PROBLEM STATEMENT
Which lines in the records below contain the word "name"? Copy each one out.

○ ○ ○ ○

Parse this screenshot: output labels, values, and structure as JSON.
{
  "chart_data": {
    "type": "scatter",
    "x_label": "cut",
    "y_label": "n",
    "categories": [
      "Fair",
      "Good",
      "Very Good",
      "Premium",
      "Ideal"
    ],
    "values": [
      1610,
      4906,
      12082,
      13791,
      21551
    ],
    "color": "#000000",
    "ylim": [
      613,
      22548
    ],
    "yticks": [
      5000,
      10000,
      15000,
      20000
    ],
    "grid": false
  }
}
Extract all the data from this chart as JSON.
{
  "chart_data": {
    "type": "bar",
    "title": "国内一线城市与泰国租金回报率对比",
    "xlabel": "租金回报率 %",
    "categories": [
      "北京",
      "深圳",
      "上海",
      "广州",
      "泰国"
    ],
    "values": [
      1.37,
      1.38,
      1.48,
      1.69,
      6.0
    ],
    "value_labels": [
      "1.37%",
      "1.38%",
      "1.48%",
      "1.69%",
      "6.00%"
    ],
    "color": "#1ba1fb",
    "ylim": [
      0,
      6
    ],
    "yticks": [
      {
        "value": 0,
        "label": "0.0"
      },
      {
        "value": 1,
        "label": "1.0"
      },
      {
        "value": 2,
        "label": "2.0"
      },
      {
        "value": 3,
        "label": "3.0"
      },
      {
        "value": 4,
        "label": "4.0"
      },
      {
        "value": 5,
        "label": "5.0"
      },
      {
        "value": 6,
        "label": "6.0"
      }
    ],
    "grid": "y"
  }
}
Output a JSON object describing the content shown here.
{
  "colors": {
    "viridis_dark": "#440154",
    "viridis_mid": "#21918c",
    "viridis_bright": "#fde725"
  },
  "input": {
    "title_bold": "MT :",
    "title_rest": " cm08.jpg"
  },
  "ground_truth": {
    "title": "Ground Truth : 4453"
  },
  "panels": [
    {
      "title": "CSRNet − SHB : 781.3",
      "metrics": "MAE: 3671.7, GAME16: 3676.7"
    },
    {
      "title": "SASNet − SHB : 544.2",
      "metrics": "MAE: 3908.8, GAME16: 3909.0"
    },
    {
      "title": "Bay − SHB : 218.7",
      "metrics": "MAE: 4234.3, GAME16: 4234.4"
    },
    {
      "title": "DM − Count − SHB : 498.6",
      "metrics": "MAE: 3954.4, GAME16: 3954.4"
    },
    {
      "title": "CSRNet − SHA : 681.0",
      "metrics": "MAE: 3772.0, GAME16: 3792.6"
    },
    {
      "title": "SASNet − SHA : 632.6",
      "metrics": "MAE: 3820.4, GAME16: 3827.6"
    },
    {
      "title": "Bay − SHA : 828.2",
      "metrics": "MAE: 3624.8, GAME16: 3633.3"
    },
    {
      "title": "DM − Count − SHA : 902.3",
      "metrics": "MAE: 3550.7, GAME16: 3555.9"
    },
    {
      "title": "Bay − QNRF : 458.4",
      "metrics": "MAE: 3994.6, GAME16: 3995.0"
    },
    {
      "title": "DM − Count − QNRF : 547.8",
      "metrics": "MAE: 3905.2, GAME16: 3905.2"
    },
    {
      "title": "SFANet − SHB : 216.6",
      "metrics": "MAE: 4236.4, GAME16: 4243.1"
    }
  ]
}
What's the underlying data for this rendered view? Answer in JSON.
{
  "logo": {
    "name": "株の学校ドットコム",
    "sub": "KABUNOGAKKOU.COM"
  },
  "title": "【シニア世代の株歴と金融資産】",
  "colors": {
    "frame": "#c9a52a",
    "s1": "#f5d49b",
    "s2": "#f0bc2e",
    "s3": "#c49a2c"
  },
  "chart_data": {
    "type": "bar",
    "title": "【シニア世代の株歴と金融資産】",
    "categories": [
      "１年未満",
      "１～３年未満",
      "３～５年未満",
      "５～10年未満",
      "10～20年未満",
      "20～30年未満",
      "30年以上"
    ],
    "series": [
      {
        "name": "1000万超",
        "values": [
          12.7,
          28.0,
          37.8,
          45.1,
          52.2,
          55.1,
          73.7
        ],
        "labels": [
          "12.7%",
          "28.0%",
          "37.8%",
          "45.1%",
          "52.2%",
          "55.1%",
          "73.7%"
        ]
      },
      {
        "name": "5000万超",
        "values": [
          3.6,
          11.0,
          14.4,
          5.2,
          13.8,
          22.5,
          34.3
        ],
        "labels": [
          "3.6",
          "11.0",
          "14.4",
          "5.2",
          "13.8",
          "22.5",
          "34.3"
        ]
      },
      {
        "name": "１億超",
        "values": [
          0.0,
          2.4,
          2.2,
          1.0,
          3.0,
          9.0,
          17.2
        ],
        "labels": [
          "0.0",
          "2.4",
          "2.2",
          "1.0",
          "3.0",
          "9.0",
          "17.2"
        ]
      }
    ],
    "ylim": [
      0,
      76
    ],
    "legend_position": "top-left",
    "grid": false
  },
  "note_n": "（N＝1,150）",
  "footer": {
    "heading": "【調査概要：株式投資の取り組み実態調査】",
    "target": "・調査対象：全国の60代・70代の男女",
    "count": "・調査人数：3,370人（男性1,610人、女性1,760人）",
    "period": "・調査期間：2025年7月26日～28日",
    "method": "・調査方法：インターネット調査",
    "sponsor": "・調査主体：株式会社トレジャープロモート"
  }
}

○ ○ ○ ○

COMPLETED TASK
    "name": "株の学校ドットコム",
        "name": "1000万超",
        "name": "5000万超",
        "name": "１億超",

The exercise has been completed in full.